start Provided entries

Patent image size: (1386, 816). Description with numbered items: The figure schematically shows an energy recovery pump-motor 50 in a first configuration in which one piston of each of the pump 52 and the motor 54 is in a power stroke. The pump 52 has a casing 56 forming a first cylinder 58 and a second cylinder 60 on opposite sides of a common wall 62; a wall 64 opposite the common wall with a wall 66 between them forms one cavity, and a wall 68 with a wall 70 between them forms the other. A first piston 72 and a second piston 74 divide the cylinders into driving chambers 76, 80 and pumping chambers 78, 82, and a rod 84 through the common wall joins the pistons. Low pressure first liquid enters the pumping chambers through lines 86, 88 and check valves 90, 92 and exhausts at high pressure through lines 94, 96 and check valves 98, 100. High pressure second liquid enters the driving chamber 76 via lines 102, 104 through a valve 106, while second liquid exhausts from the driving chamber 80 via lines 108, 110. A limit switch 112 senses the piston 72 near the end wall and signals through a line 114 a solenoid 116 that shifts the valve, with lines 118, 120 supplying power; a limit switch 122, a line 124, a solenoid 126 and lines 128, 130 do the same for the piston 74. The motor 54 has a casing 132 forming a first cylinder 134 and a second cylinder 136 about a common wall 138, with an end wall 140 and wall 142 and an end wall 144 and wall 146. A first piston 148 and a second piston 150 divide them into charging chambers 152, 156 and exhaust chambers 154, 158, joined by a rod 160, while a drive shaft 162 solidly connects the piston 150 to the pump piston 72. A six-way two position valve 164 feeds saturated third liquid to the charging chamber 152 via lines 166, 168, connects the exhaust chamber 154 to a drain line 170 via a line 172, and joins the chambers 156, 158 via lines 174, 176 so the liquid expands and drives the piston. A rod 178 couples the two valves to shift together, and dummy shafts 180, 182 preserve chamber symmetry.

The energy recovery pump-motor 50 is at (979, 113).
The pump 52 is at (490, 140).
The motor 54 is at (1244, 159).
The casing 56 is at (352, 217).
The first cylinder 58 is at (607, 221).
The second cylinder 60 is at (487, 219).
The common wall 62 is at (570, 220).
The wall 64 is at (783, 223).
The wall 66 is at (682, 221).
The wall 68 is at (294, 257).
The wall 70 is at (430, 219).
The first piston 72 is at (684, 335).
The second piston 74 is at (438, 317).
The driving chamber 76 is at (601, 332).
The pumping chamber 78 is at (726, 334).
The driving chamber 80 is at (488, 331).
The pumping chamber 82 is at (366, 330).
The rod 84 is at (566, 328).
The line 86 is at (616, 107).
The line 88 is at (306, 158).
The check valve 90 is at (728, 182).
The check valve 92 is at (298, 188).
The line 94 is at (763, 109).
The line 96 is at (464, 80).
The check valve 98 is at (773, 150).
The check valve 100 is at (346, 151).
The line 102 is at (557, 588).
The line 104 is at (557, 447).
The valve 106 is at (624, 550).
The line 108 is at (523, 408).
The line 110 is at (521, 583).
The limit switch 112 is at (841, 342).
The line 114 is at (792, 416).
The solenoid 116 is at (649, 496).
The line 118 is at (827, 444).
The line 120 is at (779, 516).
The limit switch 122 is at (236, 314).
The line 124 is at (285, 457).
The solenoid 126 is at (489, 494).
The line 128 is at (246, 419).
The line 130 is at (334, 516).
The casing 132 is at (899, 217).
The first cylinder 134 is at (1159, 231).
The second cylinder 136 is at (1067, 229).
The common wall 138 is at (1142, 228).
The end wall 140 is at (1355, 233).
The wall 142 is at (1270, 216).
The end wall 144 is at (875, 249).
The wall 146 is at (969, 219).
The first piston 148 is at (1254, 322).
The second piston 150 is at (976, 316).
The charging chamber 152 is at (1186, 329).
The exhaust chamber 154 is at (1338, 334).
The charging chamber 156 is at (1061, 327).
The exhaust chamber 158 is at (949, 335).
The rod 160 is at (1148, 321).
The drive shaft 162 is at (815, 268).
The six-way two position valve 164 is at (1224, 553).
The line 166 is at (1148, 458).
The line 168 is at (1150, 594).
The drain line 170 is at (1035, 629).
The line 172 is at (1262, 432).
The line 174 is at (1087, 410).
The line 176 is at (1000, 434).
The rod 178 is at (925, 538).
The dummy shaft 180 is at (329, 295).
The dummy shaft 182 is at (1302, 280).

end Provided entries

**Problem to solve**
Swap every occurrence of "configuration" in the data above for "arrangement", and reproduce everything else without any change.

**Response below**
Patent image size: (1386, 816). Description with numbered items: The figure schematically shows an energy recovery pump-motor 50 in a first arrangement in which one piston of each of the pump 52 and the motor 54 is in a power stroke. The pump 52 has a casing 56 forming a first cylinder 58 and a second cylinder 60 on opposite sides of a common wall 62; a wall 64 opposite the common wall with a wall 66 between them forms one cavity, and a wall 68 with a wall 70 between them forms the other. A first piston 72 and a second piston 74 divide the cylinders into driving chambers 76, 80 and pumping chambers 78, 82, and a rod 84 through the common wall joins the pistons. Low pressure first liquid enters the pumping chambers through lines 86, 88 and check valves 90, 92 and exhausts at high pressure through lines 94, 96 and check valves 98, 100. High pressure second liquid enters the driving chamber 76 via lines 102, 104 through a valve 106, while second liquid exhausts from the driving chamber 80 via lines 108, 110. A limit switch 112 senses the piston 72 near the end wall and signals through a line 114 a solenoid 116 that shifts the valve, with lines 118, 120 supplying power; a limit switch 122, a line 124, a solenoid 126 and lines 128, 130 do the same for the piston 74. The motor 54 has a casing 132 forming a first cylinder 134 and a second cylinder 136 about a common wall 138, with an end wall 140 and wall 142 and an end wall 144 and wall 146. A first piston 148 and a second piston 150 divide them into charging chambers 152, 156 and exhaust chambers 154, 158, joined by a rod 160, while a drive shaft 162 solidly connects the piston 150 to the pump piston 72. A six-way two position valve 164 feeds saturated third liquid to the charging chamber 152 via lines 166, 168, connects the exhaust chamber 154 to a drain line 170 via a line 172, and joins the chambers 156, 158 via lines 174, 176 so the liquid expands and drives the piston. A rod 178 couples the two valves to shift together, and dummy shafts 180, 182 preserve chamber symmetry.

The energy recovery pump-motor 50 is at (979, 113).
The pump 52 is at (490, 140).
The motor 54 is at (1244, 159).
The casing 56 is at (352, 217).
The first cylinder 58 is at (607, 221).
The second cylinder 60 is at (487, 219).
The common wall 62 is at (570, 220).
The wall 64 is at (783, 223).
The wall 66 is at (682, 221).
The wall 68 is at (294, 257).
The wall 70 is at (430, 219).
The first piston 72 is at (684, 335).
The second piston 74 is at (438, 317).
The driving chamber 76 is at (601, 332).
The pumping chamber 78 is at (726, 334).
The driving chamber 80 is at (488, 331).
The pumping chamber 82 is at (366, 330).
The rod 84 is at (566, 328).
The line 86 is at (616, 107).
The line 88 is at (306, 158).
The check valve 90 is at (728, 182).
The check valve 92 is at (298, 188).
The line 94 is at (763, 109).
The line 96 is at (464, 80).
The check valve 98 is at (773, 150).
The check valve 100 is at (346, 151).
The line 102 is at (557, 588).
The line 104 is at (557, 447).
The valve 106 is at (624, 550).
The line 108 is at (523, 408).
The line 110 is at (521, 583).
The limit switch 112 is at (841, 342).
The line 114 is at (792, 416).
The solenoid 116 is at (649, 496).
The line 118 is at (827, 444).
The line 120 is at (779, 516).
The limit switch 122 is at (236, 314).
The line 124 is at (285, 457).
The solenoid 126 is at (489, 494).
The line 128 is at (246, 419).
The line 130 is at (334, 516).
The casing 132 is at (899, 217).
The first cylinder 134 is at (1159, 231).
The second cylinder 136 is at (1067, 229).
The common wall 138 is at (1142, 228).
The end wall 140 is at (1355, 233).
The wall 142 is at (1270, 216).
The end wall 144 is at (875, 249).
The wall 146 is at (969, 219).
The first piston 148 is at (1254, 322).
The second piston 150 is at (976, 316).
The charging chamber 152 is at (1186, 329).
The exhaust chamber 154 is at (1338, 334).
The charging chamber 156 is at (1061, 327).
The exhaust chamber 158 is at (949, 335).
The rod 160 is at (1148, 321).
The drive shaft 162 is at (815, 268).
The six-way two position valve 164 is at (1224, 553).
The line 166 is at (1148, 458).
The line 168 is at (1150, 594).
The drain line 170 is at (1035, 629).
The line 172 is at (1262, 432).
The line 174 is at (1087, 410).
The line 176 is at (1000, 434).
The rod 178 is at (925, 538).
The dummy shaft 180 is at (329, 295).
The dummy shaft 182 is at (1302, 280).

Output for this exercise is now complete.